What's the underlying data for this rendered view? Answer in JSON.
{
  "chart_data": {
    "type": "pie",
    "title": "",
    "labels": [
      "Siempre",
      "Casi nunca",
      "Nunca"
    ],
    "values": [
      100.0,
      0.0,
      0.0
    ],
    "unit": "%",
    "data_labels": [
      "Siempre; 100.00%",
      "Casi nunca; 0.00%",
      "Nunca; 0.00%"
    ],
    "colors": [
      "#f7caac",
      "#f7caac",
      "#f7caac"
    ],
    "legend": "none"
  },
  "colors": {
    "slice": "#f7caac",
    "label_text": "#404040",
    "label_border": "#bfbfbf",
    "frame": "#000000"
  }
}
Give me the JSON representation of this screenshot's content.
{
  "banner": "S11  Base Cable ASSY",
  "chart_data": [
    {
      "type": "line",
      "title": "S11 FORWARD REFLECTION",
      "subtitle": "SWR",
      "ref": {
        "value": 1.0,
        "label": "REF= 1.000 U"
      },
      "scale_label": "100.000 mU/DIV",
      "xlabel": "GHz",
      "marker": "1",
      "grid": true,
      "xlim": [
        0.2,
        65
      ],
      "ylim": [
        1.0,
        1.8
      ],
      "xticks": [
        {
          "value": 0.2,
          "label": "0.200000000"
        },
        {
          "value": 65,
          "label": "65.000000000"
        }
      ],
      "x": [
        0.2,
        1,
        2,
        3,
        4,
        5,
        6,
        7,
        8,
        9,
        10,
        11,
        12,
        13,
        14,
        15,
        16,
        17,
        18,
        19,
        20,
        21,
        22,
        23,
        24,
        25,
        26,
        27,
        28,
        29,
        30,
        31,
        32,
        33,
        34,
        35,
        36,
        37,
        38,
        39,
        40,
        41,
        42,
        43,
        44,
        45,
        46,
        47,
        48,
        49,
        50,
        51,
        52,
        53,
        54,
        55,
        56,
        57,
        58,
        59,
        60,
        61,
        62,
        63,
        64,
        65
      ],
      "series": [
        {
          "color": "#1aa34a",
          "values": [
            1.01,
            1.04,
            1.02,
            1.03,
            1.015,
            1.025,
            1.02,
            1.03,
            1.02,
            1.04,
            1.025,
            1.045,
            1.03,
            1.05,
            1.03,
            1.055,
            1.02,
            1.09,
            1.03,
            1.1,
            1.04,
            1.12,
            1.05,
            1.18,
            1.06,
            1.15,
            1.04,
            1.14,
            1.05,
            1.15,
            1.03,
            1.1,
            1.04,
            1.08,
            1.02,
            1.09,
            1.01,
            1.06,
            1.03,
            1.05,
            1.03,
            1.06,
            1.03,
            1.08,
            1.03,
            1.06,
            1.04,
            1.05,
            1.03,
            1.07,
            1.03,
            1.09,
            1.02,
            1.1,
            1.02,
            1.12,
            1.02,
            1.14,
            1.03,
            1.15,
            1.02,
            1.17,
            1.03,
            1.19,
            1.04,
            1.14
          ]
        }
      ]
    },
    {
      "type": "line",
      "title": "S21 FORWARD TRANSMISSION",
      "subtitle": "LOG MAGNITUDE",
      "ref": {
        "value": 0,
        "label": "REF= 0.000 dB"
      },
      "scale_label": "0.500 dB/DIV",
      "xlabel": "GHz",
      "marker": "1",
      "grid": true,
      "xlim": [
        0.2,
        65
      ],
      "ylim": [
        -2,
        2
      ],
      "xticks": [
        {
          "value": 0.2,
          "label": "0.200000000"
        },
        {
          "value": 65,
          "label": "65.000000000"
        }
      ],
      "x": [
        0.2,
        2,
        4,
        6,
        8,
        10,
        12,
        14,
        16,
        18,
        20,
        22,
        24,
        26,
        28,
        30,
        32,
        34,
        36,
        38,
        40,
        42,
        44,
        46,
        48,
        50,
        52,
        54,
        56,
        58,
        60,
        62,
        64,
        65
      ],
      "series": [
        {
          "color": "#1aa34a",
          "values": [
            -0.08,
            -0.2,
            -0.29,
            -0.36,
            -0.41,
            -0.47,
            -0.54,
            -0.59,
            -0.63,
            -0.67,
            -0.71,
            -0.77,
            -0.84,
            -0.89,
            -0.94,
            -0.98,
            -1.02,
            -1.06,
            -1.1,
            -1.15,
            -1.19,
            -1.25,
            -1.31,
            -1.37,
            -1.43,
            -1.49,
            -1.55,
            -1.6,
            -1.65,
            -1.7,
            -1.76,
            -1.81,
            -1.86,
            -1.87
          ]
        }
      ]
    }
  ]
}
────────────────
Reproduce the full listing exactly.

What's the underlying data for this rendered view? Answer in JSON.
{
  "chart_data": {
    "type": "pie",
    "title": "",
    "labels": [
      "Siempre",
      "Casi nunca",
      "Nunca"
    ],
    "values": [
      100.0,
      0.0,
      0.0
    ],
    "unit": "%",
    "data_labels": [
      "Siempre; 100.00%",
      "Casi nunca; 0.00%",
      "Nunca; 0.00%"
    ],
    "colors": [
      "#f7caac",
      "#f7caac",
      "#f7caac"
    ],
    "legend": "none"
  },
  "colors": {
    "slice": "#f7caac",
    "label_text": "#404040",
    "label_border": "#bfbfbf",
    "frame": "#000000"
  }
}
Give me the JSON representation of this screenshot's content.
{
  "banner": "S11  Base Cable ASSY",
  "chart_data": [
    {
      "type": "line",
      "title": "S11 FORWARD REFLECTION",
      "subtitle": "SWR",
      "ref": {
        "value": 1.0,
        "label": "REF= 1.000 U"
      },
      "scale_label": "100.000 mU/DIV",
      "xlabel": "GHz",
      "marker": "1",
      "grid": true,
      "xlim": [
        0.2,
        65
      ],
      "ylim": [
        1.0,
        1.8
      ],
      "xticks": [
        {
          "value": 0.2,
          "label": "0.200000000"
        },
        {
          "value": 65,
          "label": "65.000000000"
        }
      ],
      "x": [
        0.2,
        1,
        2,
        3,
        4,
        5,
        6,
        7,
        8,
        9,
        10,
        11,
        12,
        13,
        14,
        15,
        16,
        17,
        18,
        19,
        20,
        21,
        22,
        23,
        24,
        25,
        26,
        27,
        28,
        29,
        30,
        31,
        32,
        33,
        34,
        35,
        36,
        37,
        38,
        39,
        40,
        41,
        42,
        43,
        44,
        45,
        46,
        47,
        48,
        49,
        50,
        51,
        52,
        53,
        54,
        55,
        56,
        57,
        58,
        59,
        60,
        61,
        62,
        63,
        64,
        65
      ],
      "series": [
        {
          "color": "#1aa34a",
          "values": [
            1.01,
            1.04,
            1.02,
            1.03,
            1.015,
            1.025,
            1.02,
            1.03,
            1.02,
            1.04,
            1.025,
            1.045,
            1.03,
            1.05,
            1.03,
            1.055,
            1.02,
            1.09,
            1.03,
            1.1,
            1.04,
            1.12,
            1.05,
            1.18,
            1.06,
            1.15,
            1.04,
            1.14,
            1.05,
            1.15,
            1.03,
            1.1,
            1.04,
            1.08,
            1.02,
            1.09,
            1.01,
            1.06,
            1.03,
            1.05,
            1.03,
            1.06,
            1.03,
            1.08,
            1.03,
            1.06,
            1.04,
            1.05,
            1.03,
            1.07,
            1.03,
            1.09,
            1.02,
            1.1,
            1.02,
            1.12,
            1.02,
            1.14,
            1.03,
            1.15,
            1.02,
            1.17,
            1.03,
            1.19,
            1.04,
            1.14
          ]
        }
      ]
    },
    {
      "type": "line",
      "title": "S21 FORWARD TRANSMISSION",
      "subtitle": "LOG MAGNITUDE",
      "ref": {
        "value": 0,
        "label": "REF= 0.000 dB"
      },
      "scale_label": "0.500 dB/DIV",
      "xlabel": "GHz",
      "marker": "1",
      "grid": true,
      "xlim": [
        0.2,
        65
      ],
      "ylim": [
        -2,
        2
      ],
      "xticks": [
        {
          "value": 0.2,
          "label": "0.200000000"
        },
        {
          "value": 65,
          "label": "65.000000000"
        }
      ],
      "x": [
        0.2,
        2,
        4,
        6,
        8,
        10,
        12,
        14,
        16,
        18,
        20,
        22,
        24,
        26,
        28,
        30,
        32,
        34,
        36,
        38,
        40,
        42,
        44,
        46,
        48,
        50,
        52,
        54,
        56,
        58,
        60,
        62,
        64,
        65
      ],
      "series": [
        {
          "color": "#1aa34a",
          "values": [
            -0.08,
            -0.2,
            -0.29,
            -0.36,
            -0.41,
            -0.47,
            -0.54,
            -0.59,
            -0.63,
            -0.67,
            -0.71,
            -0.77,
            -0.84,
            -0.89,
            -0.94,
            -0.98,
            -1.02,
            -1.06,
            -1.1,
            -1.15,
            -1.19,
            -1.25,
            -1.31,
            -1.37,
            -1.43,
            -1.49,
            -1.55,
            -1.6,
            -1.65,
            -1.7,
            -1.76,
            -1.81,
            -1.86,
            -1.87
          ]
        }
      ]
    }
  ]
}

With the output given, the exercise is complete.